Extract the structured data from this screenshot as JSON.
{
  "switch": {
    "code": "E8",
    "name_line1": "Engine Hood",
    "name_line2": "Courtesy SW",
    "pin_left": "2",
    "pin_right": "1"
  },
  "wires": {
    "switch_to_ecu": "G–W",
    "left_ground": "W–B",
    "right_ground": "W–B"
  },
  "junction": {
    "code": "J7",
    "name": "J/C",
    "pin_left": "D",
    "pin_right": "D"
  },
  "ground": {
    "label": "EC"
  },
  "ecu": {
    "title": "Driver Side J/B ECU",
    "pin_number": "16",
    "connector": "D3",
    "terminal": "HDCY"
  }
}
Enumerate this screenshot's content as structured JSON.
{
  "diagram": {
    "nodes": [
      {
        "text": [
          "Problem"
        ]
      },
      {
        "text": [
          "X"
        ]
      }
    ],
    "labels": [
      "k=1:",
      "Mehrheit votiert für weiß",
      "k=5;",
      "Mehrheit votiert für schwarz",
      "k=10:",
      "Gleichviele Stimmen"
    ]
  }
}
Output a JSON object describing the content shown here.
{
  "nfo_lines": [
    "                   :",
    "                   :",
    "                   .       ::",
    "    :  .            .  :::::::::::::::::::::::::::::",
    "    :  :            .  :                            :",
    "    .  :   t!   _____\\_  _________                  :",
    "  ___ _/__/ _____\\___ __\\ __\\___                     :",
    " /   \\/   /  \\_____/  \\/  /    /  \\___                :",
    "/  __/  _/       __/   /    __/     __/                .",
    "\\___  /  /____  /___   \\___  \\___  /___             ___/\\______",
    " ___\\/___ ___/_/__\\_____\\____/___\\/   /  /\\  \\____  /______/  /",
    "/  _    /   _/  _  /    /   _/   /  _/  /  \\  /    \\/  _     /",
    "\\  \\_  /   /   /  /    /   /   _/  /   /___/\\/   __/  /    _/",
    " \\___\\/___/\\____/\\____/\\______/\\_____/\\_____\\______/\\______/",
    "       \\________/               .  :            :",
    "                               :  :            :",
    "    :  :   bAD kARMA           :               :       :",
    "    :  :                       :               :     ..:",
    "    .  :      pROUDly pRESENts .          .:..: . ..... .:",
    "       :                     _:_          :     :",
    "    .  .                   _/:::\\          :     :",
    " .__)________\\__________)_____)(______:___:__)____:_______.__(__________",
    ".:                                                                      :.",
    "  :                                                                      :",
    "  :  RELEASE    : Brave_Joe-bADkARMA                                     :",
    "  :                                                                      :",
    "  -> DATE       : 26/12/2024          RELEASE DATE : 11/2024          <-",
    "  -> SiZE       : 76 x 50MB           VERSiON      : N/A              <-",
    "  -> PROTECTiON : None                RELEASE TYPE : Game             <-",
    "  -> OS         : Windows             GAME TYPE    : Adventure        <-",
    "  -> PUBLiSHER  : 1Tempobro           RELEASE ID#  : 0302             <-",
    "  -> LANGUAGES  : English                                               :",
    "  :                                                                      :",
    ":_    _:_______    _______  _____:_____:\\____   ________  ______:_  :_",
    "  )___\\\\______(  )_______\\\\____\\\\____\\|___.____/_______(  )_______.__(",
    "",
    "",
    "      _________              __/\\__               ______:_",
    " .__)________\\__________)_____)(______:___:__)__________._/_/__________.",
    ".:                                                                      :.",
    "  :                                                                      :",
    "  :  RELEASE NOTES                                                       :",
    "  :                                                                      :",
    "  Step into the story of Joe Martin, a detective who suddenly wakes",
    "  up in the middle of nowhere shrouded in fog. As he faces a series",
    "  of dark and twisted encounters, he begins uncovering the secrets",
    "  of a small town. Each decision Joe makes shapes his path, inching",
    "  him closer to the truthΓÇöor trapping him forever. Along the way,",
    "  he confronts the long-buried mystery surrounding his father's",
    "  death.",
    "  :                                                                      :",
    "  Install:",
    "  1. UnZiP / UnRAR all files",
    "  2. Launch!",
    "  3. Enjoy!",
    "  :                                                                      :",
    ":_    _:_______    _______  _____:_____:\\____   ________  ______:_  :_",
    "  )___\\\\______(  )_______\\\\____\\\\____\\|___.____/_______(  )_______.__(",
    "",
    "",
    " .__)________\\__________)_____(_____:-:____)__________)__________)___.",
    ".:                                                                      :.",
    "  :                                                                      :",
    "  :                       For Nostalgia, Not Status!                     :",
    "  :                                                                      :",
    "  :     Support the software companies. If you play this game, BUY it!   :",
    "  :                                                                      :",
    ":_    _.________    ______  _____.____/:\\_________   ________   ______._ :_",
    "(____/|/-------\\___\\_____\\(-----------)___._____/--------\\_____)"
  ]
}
▬▬▬▬▬▬▬▬▬▬
OBJECTIVE
Reproduce each line verbatim.

ANSWER TO THIS TASK
Extract the structured data from this screenshot as JSON.
{
  "switch": {
    "code": "E8",
    "name_line1": "Engine Hood",
    "name_line2": "Courtesy SW",
    "pin_left": "2",
    "pin_right": "1"
  },
  "wires": {
    "switch_to_ecu": "G–W",
    "left_ground": "W–B",
    "right_ground": "W–B"
  },
  "junction": {
    "code": "J7",
    "name": "J/C",
    "pin_left": "D",
    "pin_right": "D"
  },
  "ground": {
    "label": "EC"
  },
  "ecu": {
    "title": "Driver Side J/B ECU",
    "pin_number": "16",
    "connector": "D3",
    "terminal": "HDCY"
  }
}
Enumerate this screenshot's content as structured JSON.
{
  "diagram": {
    "nodes": [
      {
        "text": [
          "Problem"
        ]
      },
      {
        "text": [
          "X"
        ]
      }
    ],
    "labels": [
      "k=1:",
      "Mehrheit votiert für weiß",
      "k=5;",
      "Mehrheit votiert für schwarz",
      "k=10:",
      "Gleichviele Stimmen"
    ]
  }
}
Output a JSON object describing the content shown here.
{
  "nfo_lines": [
    "                   :",
    "                   :",
    "                   .       ::",
    "    :  .            .  :::::::::::::::::::::::::::::",
    "    :  :            .  :                            :",
    "    .  :   t!   _____\\_  _________                  :",
    "  ___ _/__/ _____\\___ __\\ __\\___                     :",
    " /   \\/   /  \\_____/  \\/  /    /  \\___                :",
    "/  __/  _/       __/   /    __/     __/                .",
    "\\___  /  /____  /___   \\___  \\___  /___             ___/\\______",
    " ___\\/___ ___/_/__\\_____\\____/___\\/   /  /\\  \\____  /______/  /",
    "/  _    /   _/  _  /    /   _/   /  _/  /  \\  /    \\/  _     /",
    "\\  \\_  /   /   /  /    /   /   _/  /   /___/\\/   __/  /    _/",
    " \\___\\/___/\\____/\\____/\\______/\\_____/\\_____\\______/\\______/",
    "       \\________/               .  :            :",
    "                               :  :            :",
    "    :  :   bAD kARMA           :               :       :",
    "    :  :                       :               :     ..:",
    "    .  :      pROUDly pRESENts .          .:..: . ..... .:",
    "       :                     _:_          :     :",
    "    .  .                   _/:::\\          :     :",
    " .__)________\\__________)_____)(______:___:__)____:_______.__(__________",
    ".:                                                                      :.",
    "  :                                                                      :",
    "  :  RELEASE    : Brave_Joe-bADkARMA                                     :",
    "  :                                                                      :",
    "  -> DATE       : 26/12/2024          RELEASE DATE : 11/2024          <-",
    "  -> SiZE       : 76 x 50MB           VERSiON      : N/A              <-",
    "  -> PROTECTiON : None                RELEASE TYPE : Game             <-",
    "  -> OS         : Windows             GAME TYPE    : Adventure        <-",
    "  -> PUBLiSHER  : 1Tempobro           RELEASE ID#  : 0302             <-",
    "  -> LANGUAGES  : English                                               :",
    "  :                                                                      :",
    ":_    _:_______    _______  _____:_____:\\____   ________  ______:_  :_",
    "  )___\\\\______(  )_______\\\\____\\\\____\\|___.____/_______(  )_______.__(",
    "",
    "",
    "      _________              __/\\__               ______:_",
    " .__)________\\__________)_____)(______:___:__)__________._/_/__________.",
    ".:                                                                      :.",
    "  :                                                                      :",
    "  :  RELEASE NOTES                                                       :",
    "  :                                                                      :",
    "  Step into the story of Joe Martin, a detective who suddenly wakes",
    "  up in the middle of nowhere shrouded in fog. As he faces a series",
    "  of dark and twisted encounters, he begins uncovering the secrets",
    "  of a small town. Each decision Joe makes shapes his path, inching",
    "  him closer to the truthΓÇöor trapping him forever. Along the way,",
    "  he confronts the long-buried mystery surrounding his father's",
    "  death.",
    "  :                                                                      :",
    "  Install:",
    "  1. UnZiP / UnRAR all files",
    "  2. Launch!",
    "  3. Enjoy!",
    "  :                                                                      :",
    ":_    _:_______    _______  _____:_____:\\____   ________  ______:_  :_",
    "  )___\\\\______(  )_______\\\\____\\\\____\\|___.____/_______(  )_______.__(",
    "",
    "",
    " .__)________\\__________)_____(_____:-:____)__________)__________)___.",
    ".:                                                                      :.",
    "  :                                                                      :",
    "  :                       For Nostalgia, Not Status!                     :",
    "  :                                                                      :",
    "  :     Support the software companies. If you play this game, BUY it!   :",
    "  :                                                                      :",
    ":_    _.________    ______  _____.____/:\\_________   ________   ______._ :_",
    "(____/|/-------\\___\\_____\\(-----------)___._____/--------\\_____)"
  ]
}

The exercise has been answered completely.